* KURZE ÜBUNG 1: Geben Sie die Zeilen der Auflistung als nummerierte Liste ohne Leerzeilen wieder, beginnend mit der ersten Zeile der Auflistung und endend mit der Zeile, die „- storefront-icon: [690, 163, 801, 261]“ enthält, beide eingeschlossen.

* VORLIEGENDER TEXT:
In Ungarn besteht der Datensatz, mit denen die Aufnahmen von der Budapest Pride abgeglichen werden sollen, aus Fotos von allen Personen, die einen ungarischen Personalausweis, Reisepass oder Führerschein besitzen. Diese werden in einem Register für Gesichtsprofile geführt und am Ungarischen Institut für forensische Wissenschaften gespeichert. Auch Profile aus dem Einwanderungs- und Strafregister sind in dem Datensatz enthalten. In dem Register sind nicht die Fotos selbst gespeichert, sondern die aus ihnen erstellten biometrischen Identifikatoren, also numerische Codes. Bisher mussten die Ergebnisse der Software von Menschen geprüft werden, dieser Schritt soll mit dem im März erlassenen Gesetz entfallen.

Verstoß gegen EU-Recht

Wenn die ungarische Polizei automatisierte Gesichtserkennungssoftware in Echtzeit einsetzt, verstößt die ungarische Regierung Kritikern zufolge gegen EU-Recht, nämlich den Anfang 2024 erlassenen European AI Act, der als erste staatliche Regulierung des Einsatzes von KI-Systemen weltweit gilt. Drei Jahre lang war an diesem Gesetz gearbeitet worden. NGOs hatten immer wieder auf die Risiken hingewiesen, die Gesichtserkennungssysteme für die Menschenrechte darstellen, und darauf hingewirkt, dass der Einsatz solcher Software durch staatliche Behörden in der EU ganz verboten wird. In einem früheren Entwurf war dieses Verbot angedeutet, jedoch wurde es am Ende so weit aufgeweicht, dass Staaten der Einsatz von Gesichtserkennungssystemen unter gewissen Bedingungen erlaubt blieb.

Organisationen wie die Civil Liberties Union for Europe oder die Hungarian Civil Liberties Union argumentieren, dass die ungarische Praxis dem European AI Act widerspricht, und fordern die EU-Kommission auf, dagegen vorzugehen. Doch der European AI Act sieht vor, dass nationale Behörden überprüfen sollen, ob die EU-Gesetze eingehalten werden. Andernfalls können zwar Strafen in Millionenhöhen verhängt werden, doch was passiert, wenn ein autoritärer Staat sich selbst attestiert, gesetzeskonform zu handeln? Diese Frage bleibt im European AI Act unbeantwortet.

Aus dem Umkreis der Veranstalter:in­nen in Budapest hört man, dass die Pride in diesem Jahr die größte in der Geschichte des Landes werden könnte – trotz oder womöglich gerade wegen der Versuche der Regierung, sie zu verbieten. Doch während die Grundrechte eines Teils der ungarischen Bevölkerung erheblich eingeschränkt wurden, ist schon der nächste antidemokratische Gesetzentwurf in Vorbereitung: Das sogenannte Transparenzgesetz soll Medien und Organisationen, die einmal Geld aus dem Ausland erhalten haben, mit sehr hohen Strafzahlungen bedrohen, falls ihre Arbeit gegen »Grundwerte der ungarischen Verfassung« verstößt; auch das Sammeln von Spenden in Ungarn soll das Gesetz für solche Organisationen stark erschweren. Das an ähnliche repressive Regelungen in Russland erinnernde Gesetz würde regierungskritische Arbeit in Ungarn stark einschränken.

* KURZE ÜBUNG 2: Erläutern Sie in ein bis drei Sätzen anhand des Textes über Gesichtserkennung bei der Budapest Pride, weshalb das sogenannte Transparenzgesetz regierungskritische Arbeit in Ungarn stark einschränken würde.

* ZEILEN:
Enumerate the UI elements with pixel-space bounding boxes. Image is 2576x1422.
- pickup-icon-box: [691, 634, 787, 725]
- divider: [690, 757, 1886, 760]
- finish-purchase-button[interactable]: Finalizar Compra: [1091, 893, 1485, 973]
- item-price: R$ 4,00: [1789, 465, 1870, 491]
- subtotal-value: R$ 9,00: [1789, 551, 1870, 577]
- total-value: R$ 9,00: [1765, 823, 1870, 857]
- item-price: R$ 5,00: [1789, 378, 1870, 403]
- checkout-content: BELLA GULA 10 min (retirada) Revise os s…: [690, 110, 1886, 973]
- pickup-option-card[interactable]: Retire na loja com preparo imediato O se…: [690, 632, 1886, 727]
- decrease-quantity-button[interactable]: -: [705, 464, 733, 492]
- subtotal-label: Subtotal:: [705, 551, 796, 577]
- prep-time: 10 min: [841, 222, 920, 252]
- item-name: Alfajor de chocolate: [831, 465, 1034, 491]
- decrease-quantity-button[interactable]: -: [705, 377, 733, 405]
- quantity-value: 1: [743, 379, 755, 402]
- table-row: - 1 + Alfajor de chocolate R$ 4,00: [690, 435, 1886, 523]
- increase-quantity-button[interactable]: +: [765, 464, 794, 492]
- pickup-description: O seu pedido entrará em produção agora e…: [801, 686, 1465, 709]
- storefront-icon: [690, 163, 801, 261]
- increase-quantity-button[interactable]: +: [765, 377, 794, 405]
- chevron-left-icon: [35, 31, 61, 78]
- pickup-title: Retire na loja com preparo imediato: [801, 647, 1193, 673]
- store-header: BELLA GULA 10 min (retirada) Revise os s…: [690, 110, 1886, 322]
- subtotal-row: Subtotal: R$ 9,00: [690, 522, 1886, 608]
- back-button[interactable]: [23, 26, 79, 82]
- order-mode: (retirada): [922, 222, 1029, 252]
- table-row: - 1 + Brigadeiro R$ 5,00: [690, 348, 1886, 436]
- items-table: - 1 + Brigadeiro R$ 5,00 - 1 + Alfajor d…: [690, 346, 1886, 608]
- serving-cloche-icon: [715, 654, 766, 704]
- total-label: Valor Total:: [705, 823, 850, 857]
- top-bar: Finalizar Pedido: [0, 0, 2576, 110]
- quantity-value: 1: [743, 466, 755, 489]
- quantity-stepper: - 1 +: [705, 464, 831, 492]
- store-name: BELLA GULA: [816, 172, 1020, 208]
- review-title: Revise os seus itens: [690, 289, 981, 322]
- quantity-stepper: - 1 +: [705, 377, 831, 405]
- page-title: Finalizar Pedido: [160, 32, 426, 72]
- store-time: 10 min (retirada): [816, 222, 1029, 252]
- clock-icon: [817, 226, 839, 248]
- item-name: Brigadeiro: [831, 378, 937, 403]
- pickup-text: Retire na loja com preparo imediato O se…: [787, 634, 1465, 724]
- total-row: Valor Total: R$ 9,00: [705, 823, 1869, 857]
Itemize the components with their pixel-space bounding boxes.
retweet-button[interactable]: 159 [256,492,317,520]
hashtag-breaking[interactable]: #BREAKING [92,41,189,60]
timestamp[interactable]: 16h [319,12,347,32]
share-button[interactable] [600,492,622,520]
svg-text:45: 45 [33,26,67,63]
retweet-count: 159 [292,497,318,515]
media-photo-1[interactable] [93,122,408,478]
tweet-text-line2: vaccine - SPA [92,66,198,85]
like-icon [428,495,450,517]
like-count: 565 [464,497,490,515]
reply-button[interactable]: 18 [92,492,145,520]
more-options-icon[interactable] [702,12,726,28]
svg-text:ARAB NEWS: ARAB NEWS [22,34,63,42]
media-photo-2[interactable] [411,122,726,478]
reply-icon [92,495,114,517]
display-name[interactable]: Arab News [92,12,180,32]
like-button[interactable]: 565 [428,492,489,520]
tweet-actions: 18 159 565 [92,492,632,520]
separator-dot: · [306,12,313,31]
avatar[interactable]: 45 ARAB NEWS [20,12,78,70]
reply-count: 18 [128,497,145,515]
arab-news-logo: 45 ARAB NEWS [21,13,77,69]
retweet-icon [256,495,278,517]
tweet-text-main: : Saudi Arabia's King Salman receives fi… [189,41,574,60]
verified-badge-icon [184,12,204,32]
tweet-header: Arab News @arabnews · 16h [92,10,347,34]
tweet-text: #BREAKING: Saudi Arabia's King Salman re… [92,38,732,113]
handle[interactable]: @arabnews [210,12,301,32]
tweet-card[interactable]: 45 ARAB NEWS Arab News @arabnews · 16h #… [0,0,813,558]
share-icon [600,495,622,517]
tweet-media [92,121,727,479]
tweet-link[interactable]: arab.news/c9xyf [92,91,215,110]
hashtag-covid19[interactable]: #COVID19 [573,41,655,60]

* ERGEBNIS DER AUFGABE 1:
1. Enumerate the UI elements with pixel-space bounding boxes. Image is 2576x1422.
2. - pickup-icon-box: [691, 634, 787, 725]
3. - divider: [690, 757, 1886, 760]
4. - finish-purchase-button[interactable]: Finalizar Compra: [1091, 893, 1485, 973]
5. - item-price: R$ 4,00: [1789, 465, 1870, 491]
6. - subtotal-value: R$ 9,00: [1789, 551, 1870, 577]
7. - total-value: R$ 9,00: [1765, 823, 1870, 857]
8. - item-price: R$ 5,00: [1789, 378, 1870, 403]
9. - checkout-content: BELLA GULA 10 min (retirada) Revise os s…: [690, 110, 1886, 973]
10. - pickup-option-card[interactable]: Retire na loja com preparo imediato O se…: [690, 632, 1886, 727]
11. - decrease-quantity-button[interactable]: -: [705, 464, 733, 492]
12. - subtotal-label: Subtotal:: [705, 551, 796, 577]
13. - prep-time: 10 min: [841, 222, 920, 252]
14. - item-name: Alfajor de chocolate: [831, 465, 1034, 491]
15. - decrease-quantity-button[interactable]: -: [705, 377, 733, 405]
16. - quantity-value: 1: [743, 379, 755, 402]
17. - table-row: - 1 + Alfajor de chocolate R$ 4,00: [690, 435, 1886, 523]
18. - increase-quantity-button[interactable]: +: [765, 464, 794, 492]
19. - pickup-description: O seu pedido entrará em produção agora e…: [801, 686, 1465, 709]
20. - storefront-icon: [690, 163, 801, 261]

* ERGEBNIS DER AUFGABE 2: Das Gesetz soll Medien und Organisationen, die einmal Geld aus dem Ausland erhalten haben, mit sehr hohen Strafzahlungen bedrohen, falls ihre Arbeit gegen „Grundwerte der ungarischen Verfassung“ verstößt. Zudem soll es solchen Organisationen das Sammeln von Spenden in Ungarn stark erschweren.